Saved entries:

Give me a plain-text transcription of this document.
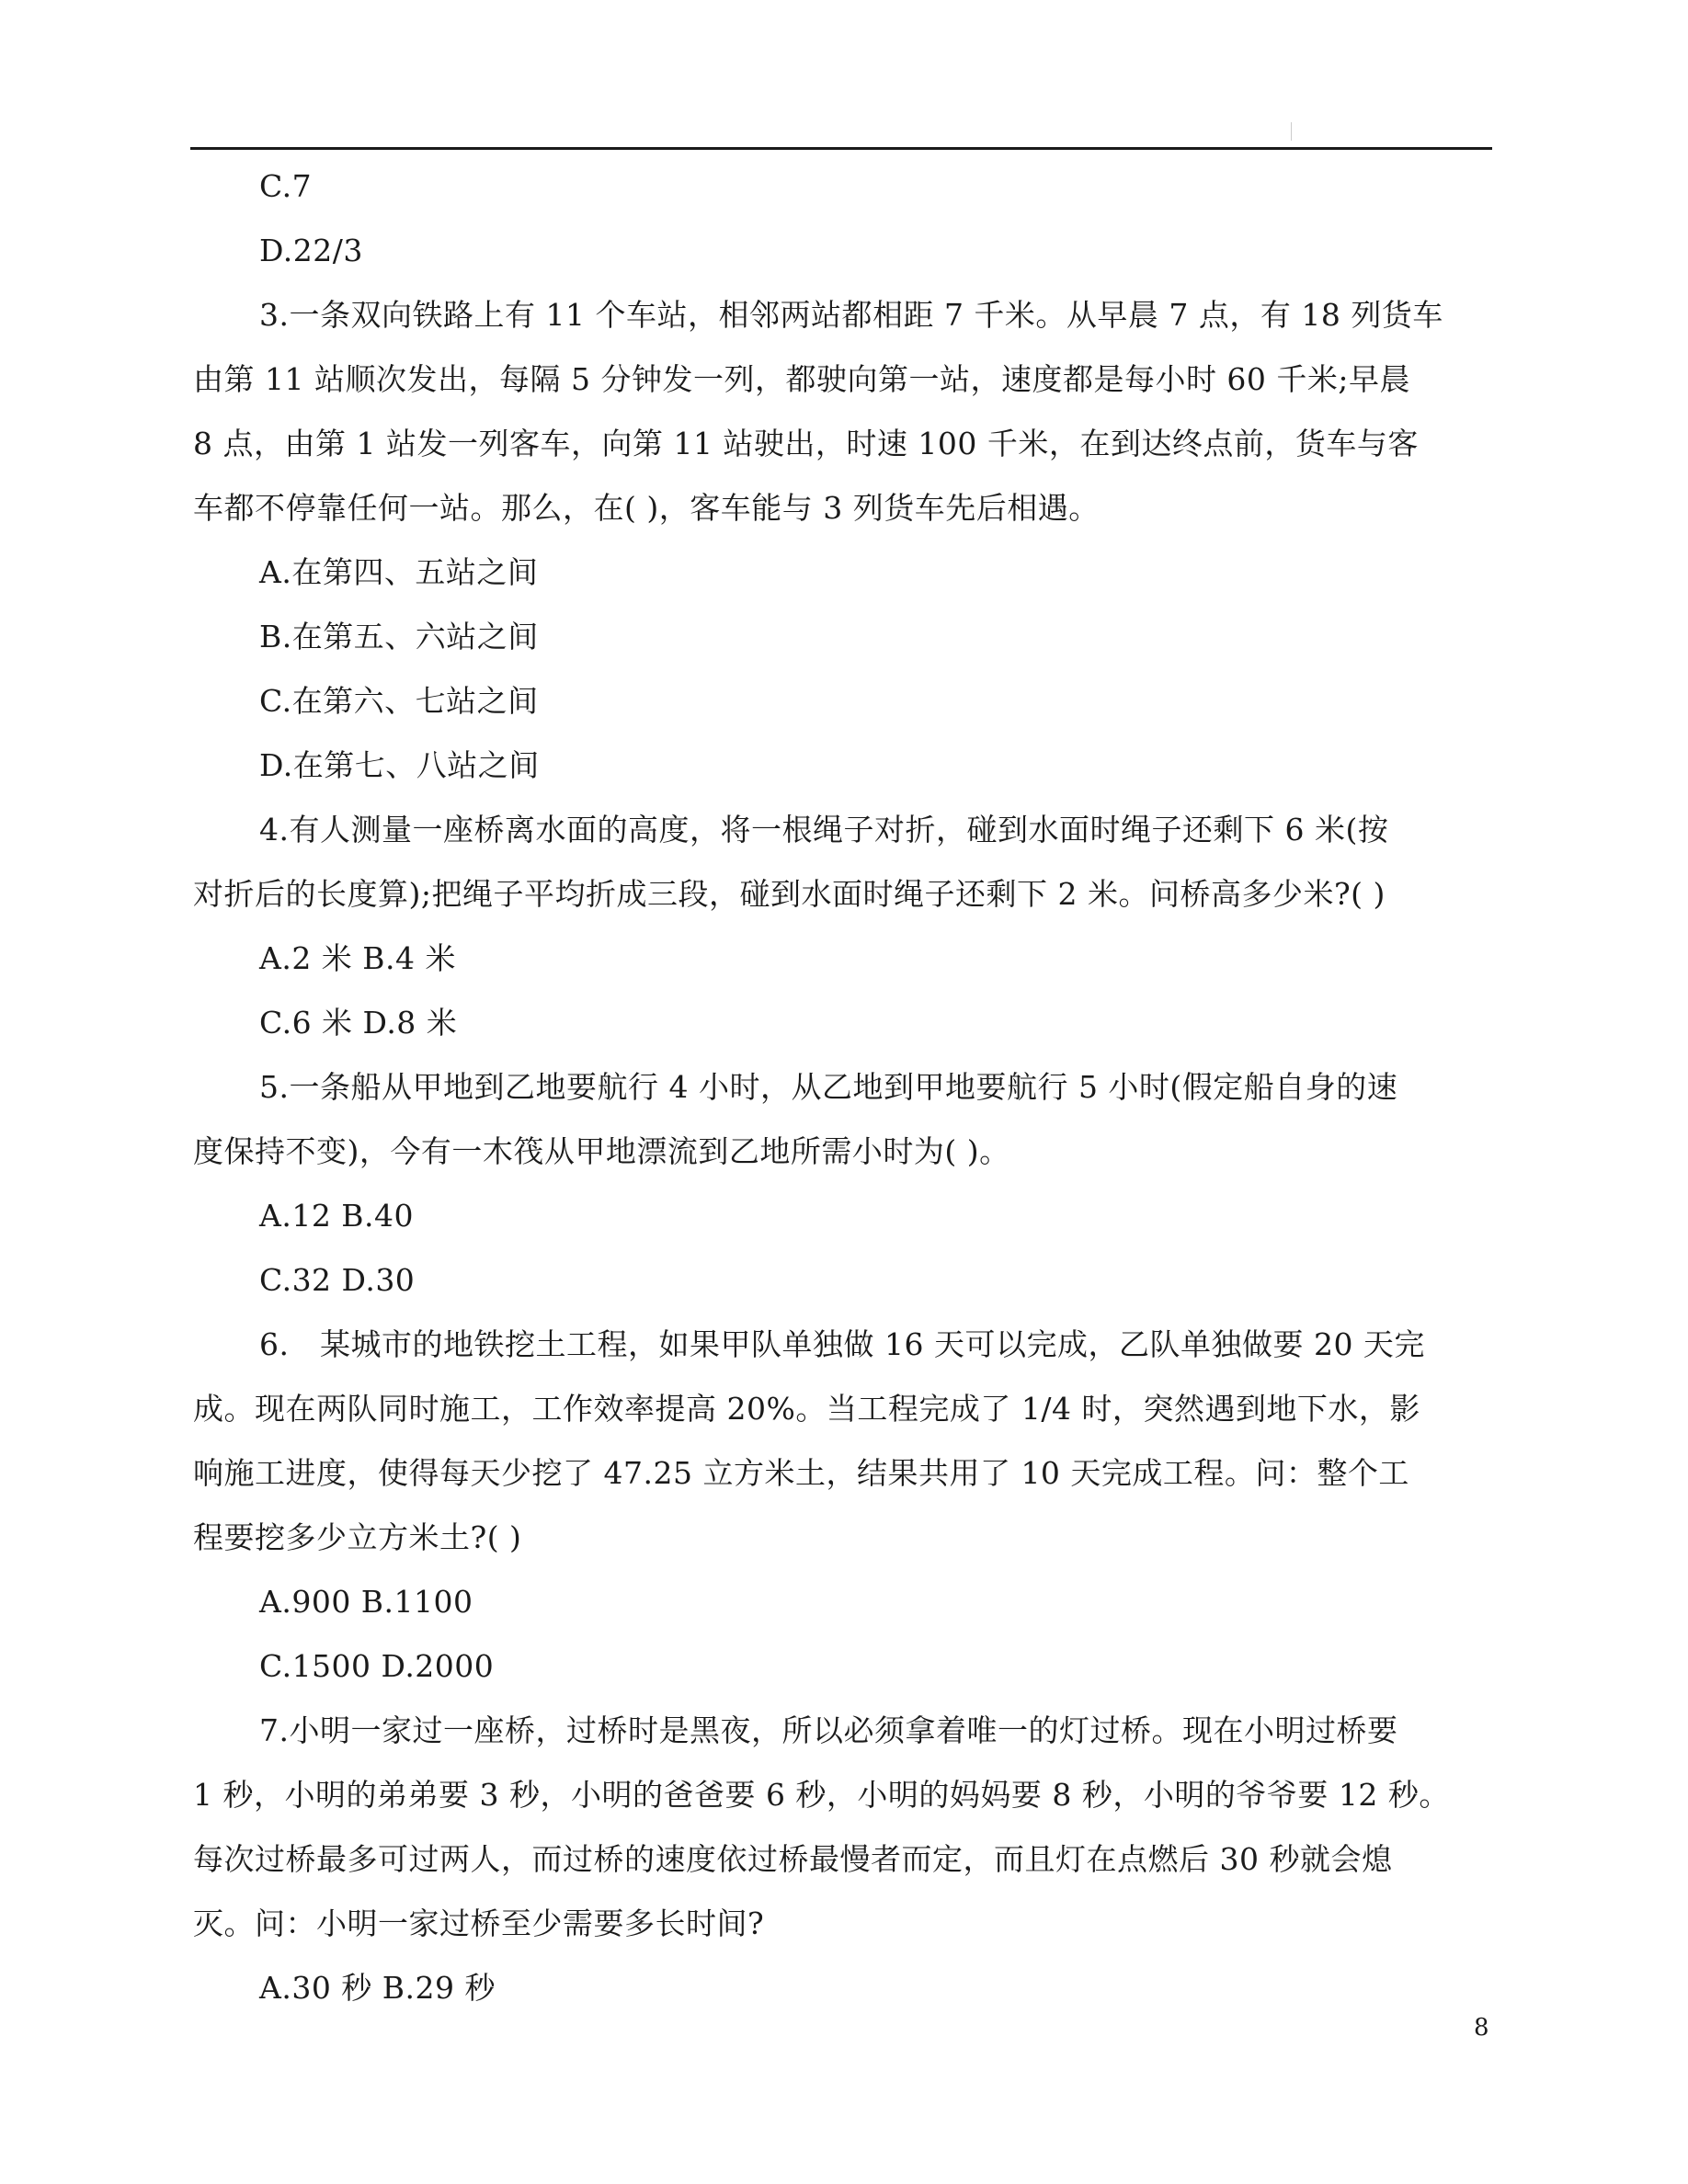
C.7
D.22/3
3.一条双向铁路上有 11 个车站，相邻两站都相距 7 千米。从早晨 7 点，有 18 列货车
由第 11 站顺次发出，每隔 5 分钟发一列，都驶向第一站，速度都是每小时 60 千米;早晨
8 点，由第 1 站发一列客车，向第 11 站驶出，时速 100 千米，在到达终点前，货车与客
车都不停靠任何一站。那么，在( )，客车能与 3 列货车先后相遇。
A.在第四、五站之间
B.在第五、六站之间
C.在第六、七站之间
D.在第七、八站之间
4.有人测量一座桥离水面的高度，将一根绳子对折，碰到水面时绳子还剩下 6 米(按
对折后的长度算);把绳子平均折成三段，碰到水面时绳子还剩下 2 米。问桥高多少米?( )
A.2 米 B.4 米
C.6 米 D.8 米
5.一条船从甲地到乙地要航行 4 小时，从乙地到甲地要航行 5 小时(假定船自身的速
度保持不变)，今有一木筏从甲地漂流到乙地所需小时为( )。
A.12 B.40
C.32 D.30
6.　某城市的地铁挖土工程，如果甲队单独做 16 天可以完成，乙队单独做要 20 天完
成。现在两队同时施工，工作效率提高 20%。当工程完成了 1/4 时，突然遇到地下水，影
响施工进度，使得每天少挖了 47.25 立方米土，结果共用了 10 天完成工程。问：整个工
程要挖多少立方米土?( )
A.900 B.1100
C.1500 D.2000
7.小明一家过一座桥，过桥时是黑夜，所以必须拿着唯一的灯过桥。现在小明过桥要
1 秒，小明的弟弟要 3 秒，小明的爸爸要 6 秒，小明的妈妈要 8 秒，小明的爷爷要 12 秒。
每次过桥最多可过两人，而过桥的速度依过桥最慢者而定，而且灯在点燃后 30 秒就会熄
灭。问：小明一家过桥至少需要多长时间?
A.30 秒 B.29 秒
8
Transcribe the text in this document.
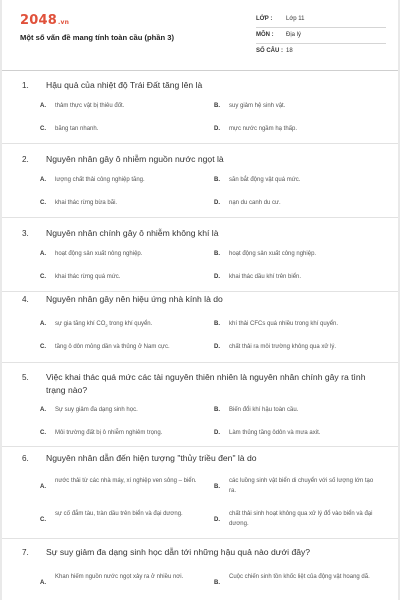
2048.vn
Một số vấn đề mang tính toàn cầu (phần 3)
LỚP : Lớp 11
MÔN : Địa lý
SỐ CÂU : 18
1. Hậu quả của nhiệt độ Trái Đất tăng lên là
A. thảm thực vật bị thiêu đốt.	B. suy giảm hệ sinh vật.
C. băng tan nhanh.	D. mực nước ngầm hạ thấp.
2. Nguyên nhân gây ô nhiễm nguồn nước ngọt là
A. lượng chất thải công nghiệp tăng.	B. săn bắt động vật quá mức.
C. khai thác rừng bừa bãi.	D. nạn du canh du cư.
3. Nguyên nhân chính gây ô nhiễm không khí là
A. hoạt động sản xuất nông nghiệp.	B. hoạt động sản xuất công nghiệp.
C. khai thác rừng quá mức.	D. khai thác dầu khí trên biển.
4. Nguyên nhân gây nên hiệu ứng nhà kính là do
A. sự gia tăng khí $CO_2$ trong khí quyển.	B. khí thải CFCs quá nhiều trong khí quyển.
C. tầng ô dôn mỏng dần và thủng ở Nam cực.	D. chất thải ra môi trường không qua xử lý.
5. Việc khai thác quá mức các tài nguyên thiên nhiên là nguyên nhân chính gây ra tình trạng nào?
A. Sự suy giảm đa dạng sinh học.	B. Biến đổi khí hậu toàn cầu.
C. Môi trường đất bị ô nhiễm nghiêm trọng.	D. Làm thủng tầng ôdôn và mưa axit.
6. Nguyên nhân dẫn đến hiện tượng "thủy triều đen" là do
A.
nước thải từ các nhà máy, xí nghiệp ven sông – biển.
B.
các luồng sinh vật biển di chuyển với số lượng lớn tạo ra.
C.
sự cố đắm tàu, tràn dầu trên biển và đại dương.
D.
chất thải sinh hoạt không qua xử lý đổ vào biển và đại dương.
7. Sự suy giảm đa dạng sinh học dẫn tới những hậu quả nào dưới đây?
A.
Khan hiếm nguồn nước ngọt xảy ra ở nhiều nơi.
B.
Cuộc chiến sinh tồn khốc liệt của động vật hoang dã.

EXERCISE REQUIREMENTS: Give the number of lines in the listing above that hold the string "nhiễm", with nothing else.

RESULT OF THIS TASK: 3